▶ _Exercise_:
Answer these questions using the reflection on Samuel and listening for God:
1. Which Bible verse is quoted at the top?
2. How many years has the writer spent sitting alone in an office at the church?
3. How many times did God call out to Samuel in the quiet of the night?

··· Text extract ···

Now the Lord came and stood there, calling as before, ‘Samuel! Samuel!’ And Samuel said, ‘Speak, for your servant is listening.’ (1 Samuel 3:10)
Sometimes, when I am driving in my car all by myself, I will turn the radio off and just sit in relative silence. No music. No sports talk radio. No NPR. Just the sound of the tires on the road, the engine humming away, and the occasional horn blowing because I’m still sitting at the traffic light after it has turned green.
I like quiet. Not always, but more often than not. To some extent, I have been conditioned by 30 years of sitting alone in my office at the church, silence broken only by the occasional phone call or rare visitor.
However, none of this means I am necessarily good at listening for God.
According to the story, three times in the quiet of the night God called out to Samuel and each time Samuel went running to Eli thinking it was him. It wasn’t until the elderly, apparently sleep-deprived Eli figured out what was going on that the young Samuel was ready to hear God. “Speak, for your servant is listening.”

··· Material ···

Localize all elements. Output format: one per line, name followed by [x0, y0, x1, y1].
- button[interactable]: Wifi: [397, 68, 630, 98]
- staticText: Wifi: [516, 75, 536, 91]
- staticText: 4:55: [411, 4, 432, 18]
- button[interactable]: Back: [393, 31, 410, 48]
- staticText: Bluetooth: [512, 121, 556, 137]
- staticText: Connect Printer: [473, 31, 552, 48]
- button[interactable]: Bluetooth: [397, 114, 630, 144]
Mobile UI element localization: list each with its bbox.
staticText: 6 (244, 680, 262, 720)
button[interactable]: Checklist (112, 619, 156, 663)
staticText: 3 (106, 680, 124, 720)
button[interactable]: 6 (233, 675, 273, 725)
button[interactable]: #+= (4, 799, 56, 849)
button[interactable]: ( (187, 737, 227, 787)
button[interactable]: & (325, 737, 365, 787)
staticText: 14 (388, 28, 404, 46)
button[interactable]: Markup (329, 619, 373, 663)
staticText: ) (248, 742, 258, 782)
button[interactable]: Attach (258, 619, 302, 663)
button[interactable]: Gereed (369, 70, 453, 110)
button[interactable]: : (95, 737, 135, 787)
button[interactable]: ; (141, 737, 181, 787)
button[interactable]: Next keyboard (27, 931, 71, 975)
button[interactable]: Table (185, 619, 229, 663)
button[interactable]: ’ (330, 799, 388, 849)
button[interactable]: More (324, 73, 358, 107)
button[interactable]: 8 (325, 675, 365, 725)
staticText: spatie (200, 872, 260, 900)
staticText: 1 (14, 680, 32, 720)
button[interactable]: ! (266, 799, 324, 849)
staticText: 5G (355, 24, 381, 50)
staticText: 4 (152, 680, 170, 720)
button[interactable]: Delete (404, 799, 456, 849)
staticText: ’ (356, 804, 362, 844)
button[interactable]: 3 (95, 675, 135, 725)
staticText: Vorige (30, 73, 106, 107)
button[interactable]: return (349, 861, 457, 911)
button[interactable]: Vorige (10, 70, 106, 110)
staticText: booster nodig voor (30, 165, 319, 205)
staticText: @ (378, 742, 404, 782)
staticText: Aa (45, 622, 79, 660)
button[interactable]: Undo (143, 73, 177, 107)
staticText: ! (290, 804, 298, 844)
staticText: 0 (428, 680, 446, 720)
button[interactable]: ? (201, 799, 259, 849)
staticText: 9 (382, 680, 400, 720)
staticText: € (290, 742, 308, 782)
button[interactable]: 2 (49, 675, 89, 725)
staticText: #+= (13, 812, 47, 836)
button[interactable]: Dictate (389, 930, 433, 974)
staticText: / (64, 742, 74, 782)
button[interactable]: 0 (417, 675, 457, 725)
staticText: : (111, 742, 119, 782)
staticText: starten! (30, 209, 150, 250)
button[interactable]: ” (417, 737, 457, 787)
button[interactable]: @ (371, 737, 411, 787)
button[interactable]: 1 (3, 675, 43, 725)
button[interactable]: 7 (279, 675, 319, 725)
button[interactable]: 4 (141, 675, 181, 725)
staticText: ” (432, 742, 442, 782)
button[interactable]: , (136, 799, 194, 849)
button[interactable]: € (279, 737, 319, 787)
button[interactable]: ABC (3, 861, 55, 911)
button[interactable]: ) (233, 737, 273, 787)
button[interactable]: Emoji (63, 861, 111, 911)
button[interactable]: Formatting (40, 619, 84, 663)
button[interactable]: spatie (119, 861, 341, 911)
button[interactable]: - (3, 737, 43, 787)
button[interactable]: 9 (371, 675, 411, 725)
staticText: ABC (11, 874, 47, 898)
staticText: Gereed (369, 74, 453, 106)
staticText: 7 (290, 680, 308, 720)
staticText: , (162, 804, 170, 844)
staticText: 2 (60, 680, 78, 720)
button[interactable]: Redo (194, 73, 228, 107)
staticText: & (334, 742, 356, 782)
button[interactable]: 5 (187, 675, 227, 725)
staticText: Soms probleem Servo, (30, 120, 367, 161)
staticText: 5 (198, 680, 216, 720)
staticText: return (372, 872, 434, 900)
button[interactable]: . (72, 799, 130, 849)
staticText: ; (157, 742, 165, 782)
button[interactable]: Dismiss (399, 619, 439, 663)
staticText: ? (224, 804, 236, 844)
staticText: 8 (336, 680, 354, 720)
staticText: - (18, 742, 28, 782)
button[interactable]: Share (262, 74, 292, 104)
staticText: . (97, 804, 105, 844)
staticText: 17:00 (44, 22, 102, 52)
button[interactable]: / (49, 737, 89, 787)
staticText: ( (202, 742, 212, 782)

···

▶ _Response below_:
1. 1 Samuel 3:10
2. 30 years
3. Three times